## GIVEN TASK
Say only how many lines contain the word "Sleeveless".
'''
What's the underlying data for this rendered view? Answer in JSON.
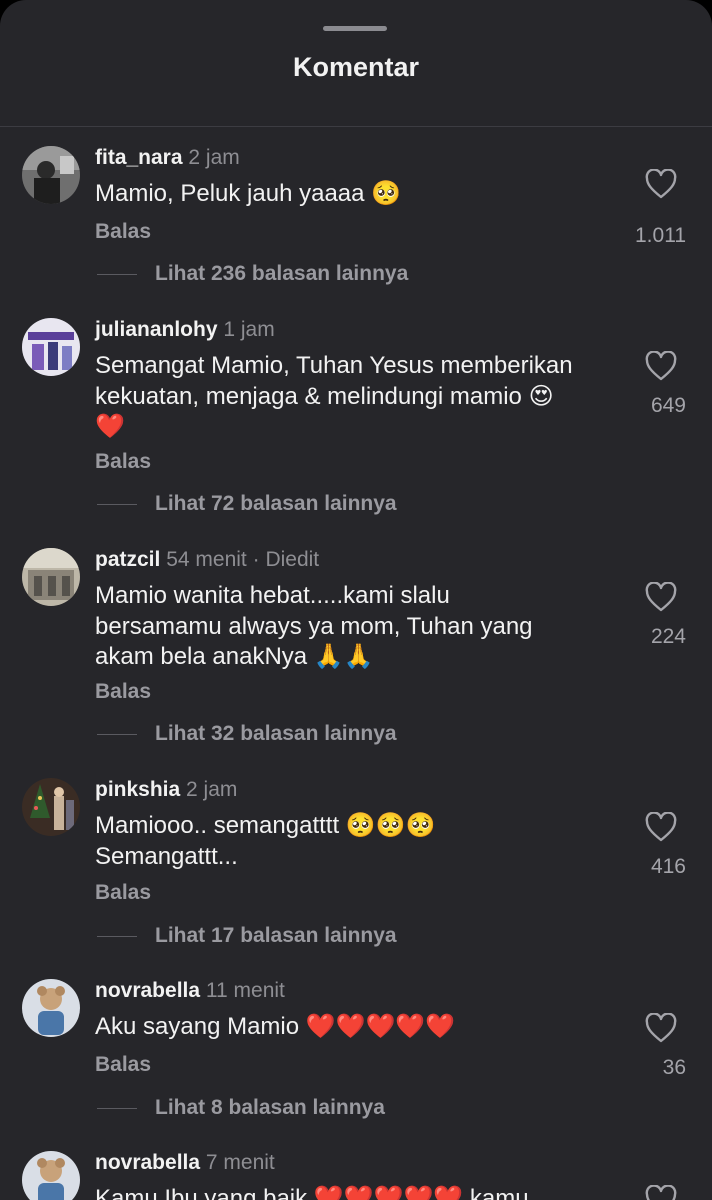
{
  "header": {
    "title": "Komentar"
  },
  "reply_label": "Balas",
  "comments": [
    {
      "username": "fita_nara",
      "time": "2 jam",
      "edited": "",
      "lines": [
        "Mamio, Peluk jauh yaaaa 🥺"
      ],
      "likes": "1.011",
      "view_replies": "Lihat 236 balasan lainnya"
    },
    {
      "username": "juliananlohy",
      "time": "1 jam",
      "edited": "",
      "lines": [
        "Semangat Mamio, Tuhan Yesus memberikan",
        "kekuatan, menjaga & melindungi mamio 😍",
        "❤️"
      ],
      "likes": "649",
      "view_replies": "Lihat 72 balasan lainnya"
    },
    {
      "username": "patzcil",
      "time": "54 menit",
      "edited": "Diedit",
      "lines": [
        "Mamio wanita hebat.....kami slalu",
        "bersamamu always ya mom, Tuhan yang",
        "akam bela anakNya 🙏🙏"
      ],
      "likes": "224",
      "view_replies": "Lihat 32 balasan lainnya"
    },
    {
      "username": "pinkshia",
      "time": "2 jam",
      "edited": "",
      "lines": [
        "Mamiooo.. semangatttt 🥺🥺🥺",
        "Semangattt..."
      ],
      "likes": "416",
      "view_replies": "Lihat 17 balasan lainnya"
    },
    {
      "username": "novrabella",
      "time": "11 menit",
      "edited": "",
      "lines": [
        "Aku sayang Mamio ❤️❤️❤️❤️❤️"
      ],
      "likes": "36",
      "view_replies": "Lihat 8 balasan lainnya"
    },
    {
      "username": "novrabella",
      "time": "7 menit",
      "edited": "",
      "lines": [
        "Kamu Ibu yang baik ❤️❤️❤️❤️❤️ kamu"
      ],
      "likes": "",
      "view_replies": ""
    }
  ],
  "icons": {
    "like": "heart-outline-icon"
  },
  "colors": {
    "background": "#26262a",
    "text": "#f2f2f2",
    "muted": "#8e8e93"
  }
}
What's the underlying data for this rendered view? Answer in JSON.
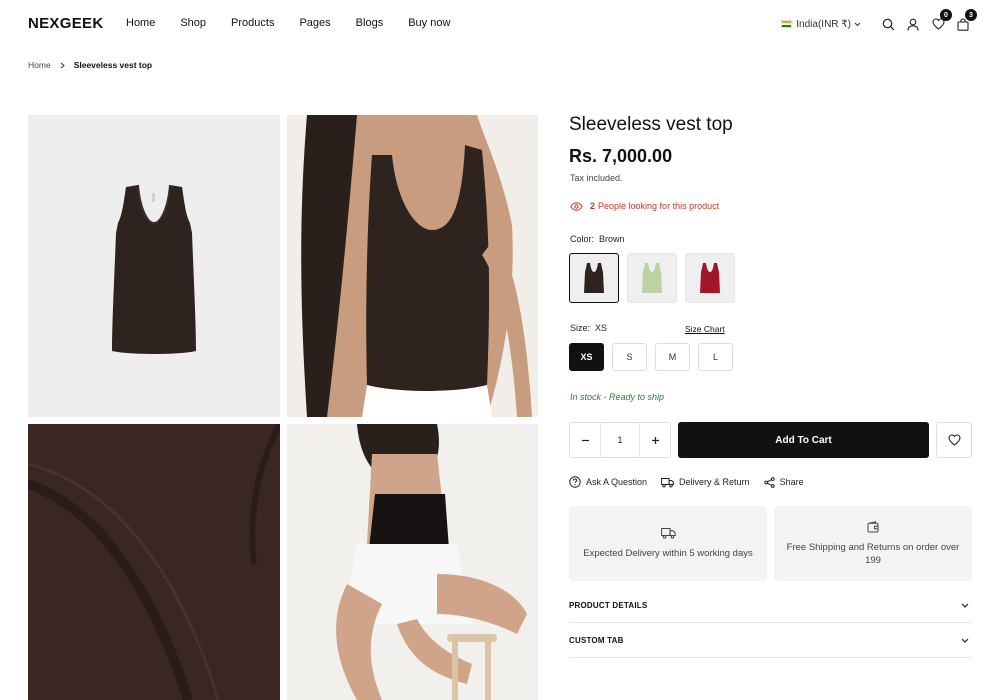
{
  "header": {
    "logo": "NEXGEEK",
    "nav": [
      "Home",
      "Shop",
      "Products",
      "Pages",
      "Blogs",
      "Buy now"
    ],
    "currency": "India(INR ₹)",
    "wishlist_count": "0",
    "cart_count": "3"
  },
  "breadcrumb": {
    "home": "Home",
    "current": "Sleeveless vest top"
  },
  "product": {
    "title": "Sleeveless vest top",
    "price": "Rs. 7,000.00",
    "tax_note": "Tax included.",
    "viewers_count": "2",
    "viewers_text": "People looking for this product",
    "color_label": "Color:",
    "color_value": "Brown",
    "swatches": [
      {
        "name": "Brown",
        "color": "#2f2320"
      },
      {
        "name": "Green",
        "color": "#b9d4a2"
      },
      {
        "name": "Red",
        "color": "#a3162a"
      }
    ],
    "size_label": "Size:",
    "size_value": "XS",
    "size_chart": "Size Chart",
    "sizes": [
      "XS",
      "S",
      "M",
      "L"
    ],
    "stock_status": "In stock - Ready to ship",
    "quantity": "1",
    "add_to_cart": "Add To Cart",
    "actions": [
      "Ask A Question",
      "Delivery & Return",
      "Share"
    ],
    "info_boxes": [
      "Expected Delivery within 5 working days",
      "Free Shipping and Returns on order over 199"
    ],
    "accordions": [
      "PRODUCT DETAILS",
      "CUSTOM TAB"
    ]
  },
  "colors": {
    "accent": "#111111",
    "viewers_red": "#c0392b",
    "stock_green": "#2e7d32"
  }
}
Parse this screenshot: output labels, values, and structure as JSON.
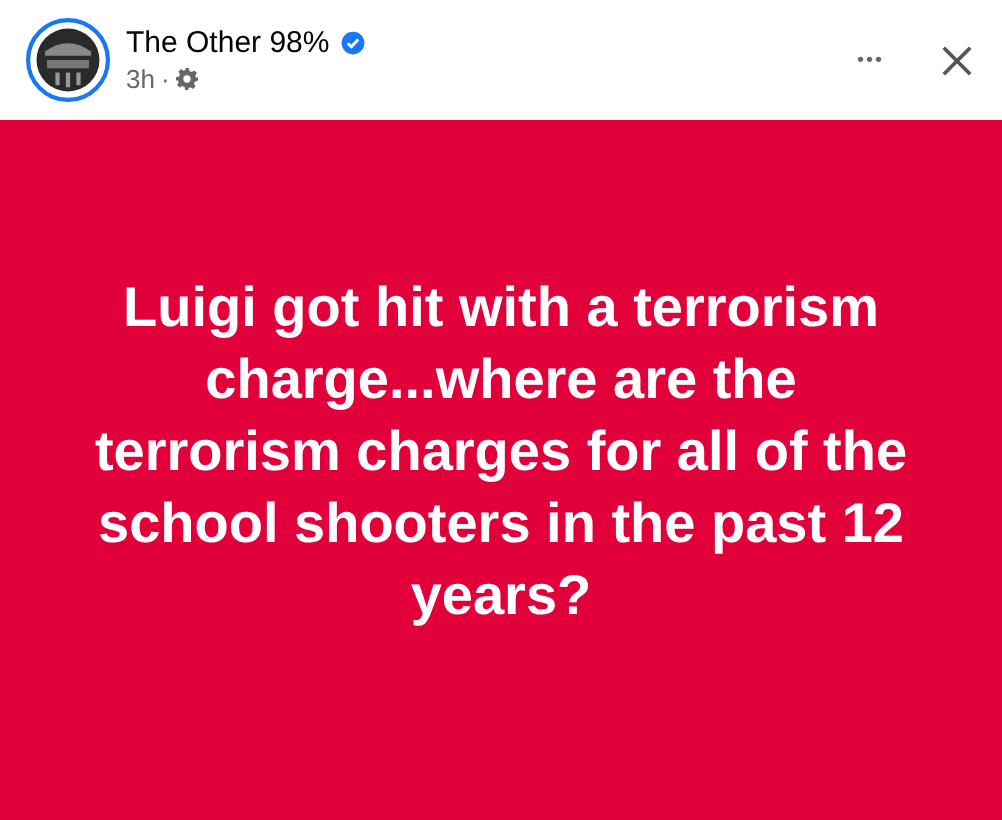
{
  "post": {
    "author": "The Other 98%",
    "verified": true,
    "time": "3h",
    "separator": "·"
  },
  "actions": {
    "more": "•••"
  },
  "body": {
    "text": "Luigi got hit with a terrorism charge...where are the terrorism charges for all of the school shooters in the past 12 years?"
  }
}
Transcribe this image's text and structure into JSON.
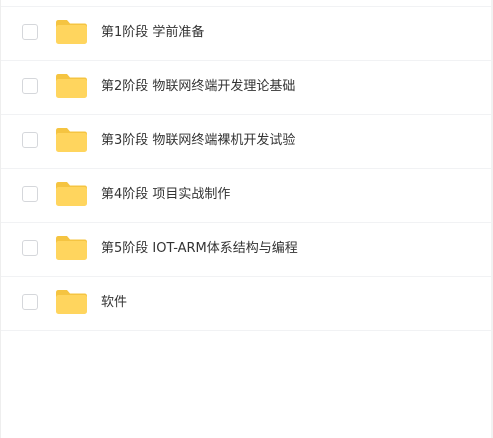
{
  "files": [
    {
      "name": "第1阶段 学前准备",
      "type": "folder-icon"
    },
    {
      "name": "第2阶段 物联网终端开发理论基础",
      "type": "folder-icon"
    },
    {
      "name": "第3阶段 物联网终端裸机开发试验",
      "type": "folder-icon"
    },
    {
      "name": "第4阶段 项目实战制作",
      "type": "folder-icon"
    },
    {
      "name": "第5阶段 IOT-ARM体系结构与编程",
      "type": "folder-icon"
    },
    {
      "name": "软件",
      "type": "folder-icon"
    }
  ],
  "colors": {
    "folder": "#FFD55E",
    "folder_tab": "#F5C441",
    "text": "#333333",
    "divider": "#F1F2F4",
    "checkbox_border": "#D5D7DB"
  }
}
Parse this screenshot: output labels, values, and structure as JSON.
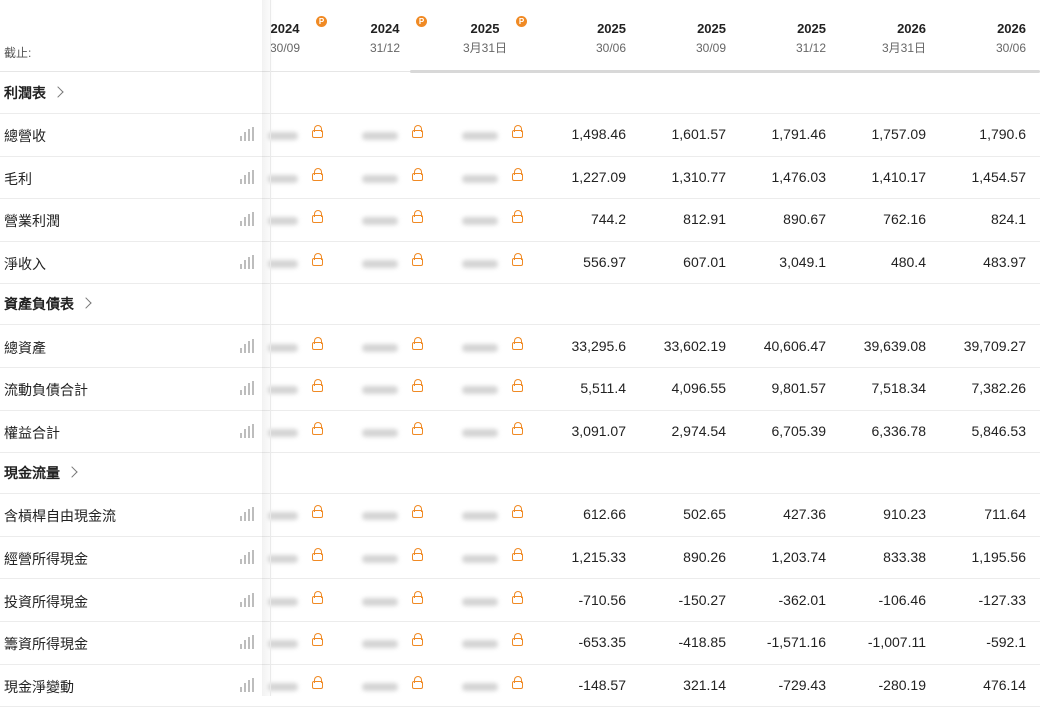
'''
## RESULT OF THE TASK
2